GIVEN INSTRUCTION:
Please write the listing below out again exactly, leaving every picture behind.
── INFORMATION GIVEN
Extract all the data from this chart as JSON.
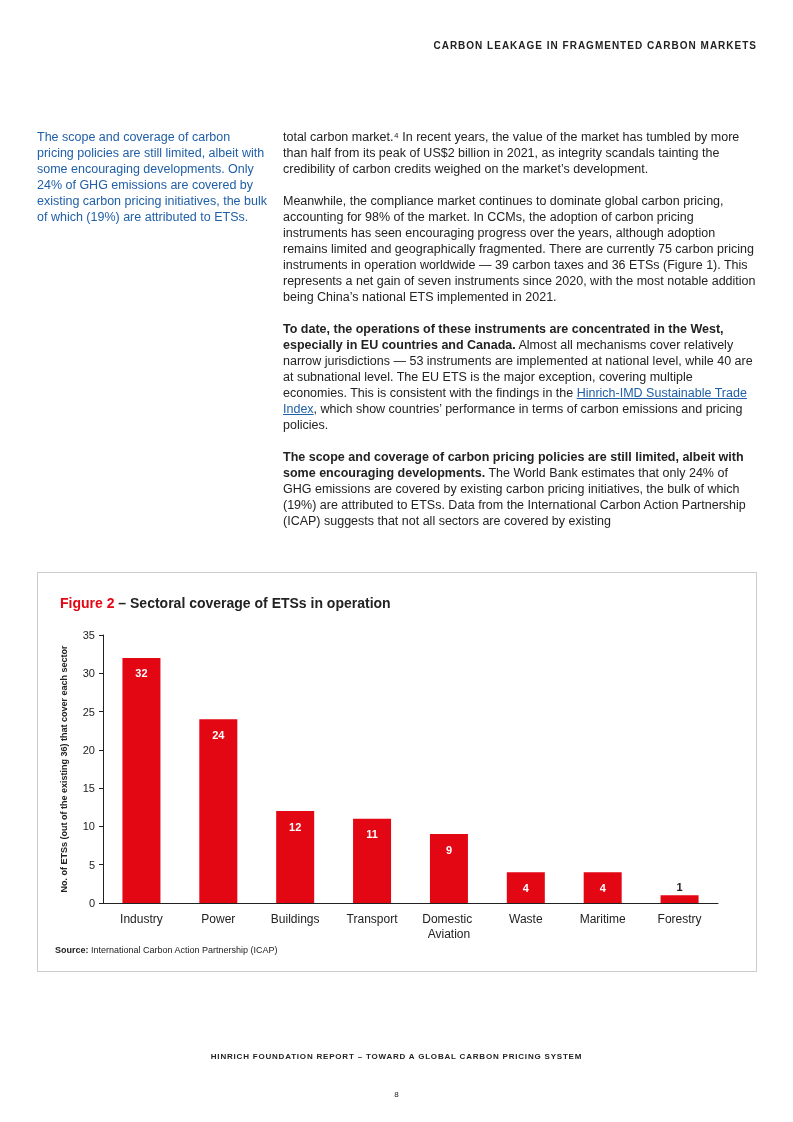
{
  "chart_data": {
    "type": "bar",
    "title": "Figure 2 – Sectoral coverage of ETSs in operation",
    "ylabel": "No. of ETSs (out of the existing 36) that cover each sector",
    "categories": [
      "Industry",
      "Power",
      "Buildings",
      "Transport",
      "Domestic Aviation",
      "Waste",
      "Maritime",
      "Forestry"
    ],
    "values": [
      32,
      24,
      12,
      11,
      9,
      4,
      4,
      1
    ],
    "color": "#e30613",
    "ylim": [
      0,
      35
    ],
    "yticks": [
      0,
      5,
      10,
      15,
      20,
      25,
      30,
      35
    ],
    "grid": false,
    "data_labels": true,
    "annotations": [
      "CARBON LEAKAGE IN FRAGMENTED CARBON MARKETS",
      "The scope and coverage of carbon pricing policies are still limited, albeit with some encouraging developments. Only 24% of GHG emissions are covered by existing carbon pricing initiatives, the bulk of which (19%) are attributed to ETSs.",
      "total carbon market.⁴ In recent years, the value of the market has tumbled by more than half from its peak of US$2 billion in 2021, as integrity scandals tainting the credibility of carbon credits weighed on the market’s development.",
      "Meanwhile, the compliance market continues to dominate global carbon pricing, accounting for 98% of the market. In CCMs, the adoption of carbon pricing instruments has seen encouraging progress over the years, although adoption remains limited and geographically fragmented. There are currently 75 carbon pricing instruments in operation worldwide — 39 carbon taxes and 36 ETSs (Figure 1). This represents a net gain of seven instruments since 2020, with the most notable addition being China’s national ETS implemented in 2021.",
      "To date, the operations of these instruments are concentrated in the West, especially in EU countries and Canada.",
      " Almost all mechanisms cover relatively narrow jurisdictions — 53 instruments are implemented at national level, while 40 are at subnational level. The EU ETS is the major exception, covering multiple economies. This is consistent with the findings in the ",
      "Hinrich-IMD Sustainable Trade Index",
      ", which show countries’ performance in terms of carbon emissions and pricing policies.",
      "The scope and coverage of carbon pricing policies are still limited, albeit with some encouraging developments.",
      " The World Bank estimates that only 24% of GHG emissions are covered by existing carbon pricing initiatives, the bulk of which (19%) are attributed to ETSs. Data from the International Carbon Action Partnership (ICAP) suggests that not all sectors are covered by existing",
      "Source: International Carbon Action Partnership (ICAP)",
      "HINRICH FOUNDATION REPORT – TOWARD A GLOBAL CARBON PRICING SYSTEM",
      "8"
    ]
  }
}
────
WRITTEN ANSWER:
Extract all the data from this chart as JSON.
{
  "chart_data": {
    "type": "bar",
    "title": "Figure 2 – Sectoral coverage of ETSs in operation",
    "ylabel": "No. of ETSs (out of the existing 36) that cover each sector",
    "categories": [
      "Industry",
      "Power",
      "Buildings",
      "Transport",
      "Domestic Aviation",
      "Waste",
      "Maritime",
      "Forestry"
    ],
    "values": [
      32,
      24,
      12,
      11,
      9,
      4,
      4,
      1
    ],
    "color": "#e30613",
    "ylim": [
      0,
      35
    ],
    "yticks": [
      0,
      5,
      10,
      15,
      20,
      25,
      30,
      35
    ],
    "grid": false,
    "data_labels": true,
    "annotations": [
      "CARBON LEAKAGE IN FRAGMENTED CARBON MARKETS",
      "The scope and coverage of carbon pricing policies are still limited, albeit with some encouraging developments. Only 24% of GHG emissions are covered by existing carbon pricing initiatives, the bulk of which (19%) are attributed to ETSs.",
      "total carbon market.⁴ In recent years, the value of the market has tumbled by more than half from its peak of US$2 billion in 2021, as integrity scandals tainting the credibility of carbon credits weighed on the market’s development.",
      "Meanwhile, the compliance market continues to dominate global carbon pricing, accounting for 98% of the market. In CCMs, the adoption of carbon pricing instruments has seen encouraging progress over the years, although adoption remains limited and geographically fragmented. There are currently 75 carbon pricing instruments in operation worldwide — 39 carbon taxes and 36 ETSs (Figure 1). This represents a net gain of seven instruments since 2020, with the most notable addition being China’s national ETS implemented in 2021.",
      "To date, the operations of these instruments are concentrated in the West, especially in EU countries and Canada.",
      " Almost all mechanisms cover relatively narrow jurisdictions — 53 instruments are implemented at national level, while 40 are at subnational level. The EU ETS is the major exception, covering multiple economies. This is consistent with the findings in the ",
      "Hinrich-IMD Sustainable Trade Index",
      ", which show countries’ performance in terms of carbon emissions and pricing policies.",
      "The scope and coverage of carbon pricing policies are still limited, albeit with some encouraging developments.",
      " The World Bank estimates that only 24% of GHG emissions are covered by existing carbon pricing initiatives, the bulk of which (19%) are attributed to ETSs. Data from the International Carbon Action Partnership (ICAP) suggests that not all sectors are covered by existing",
      "Source: International Carbon Action Partnership (ICAP)",
      "HINRICH FOUNDATION REPORT – TOWARD A GLOBAL CARBON PRICING SYSTEM",
      "8"
    ]
  }
}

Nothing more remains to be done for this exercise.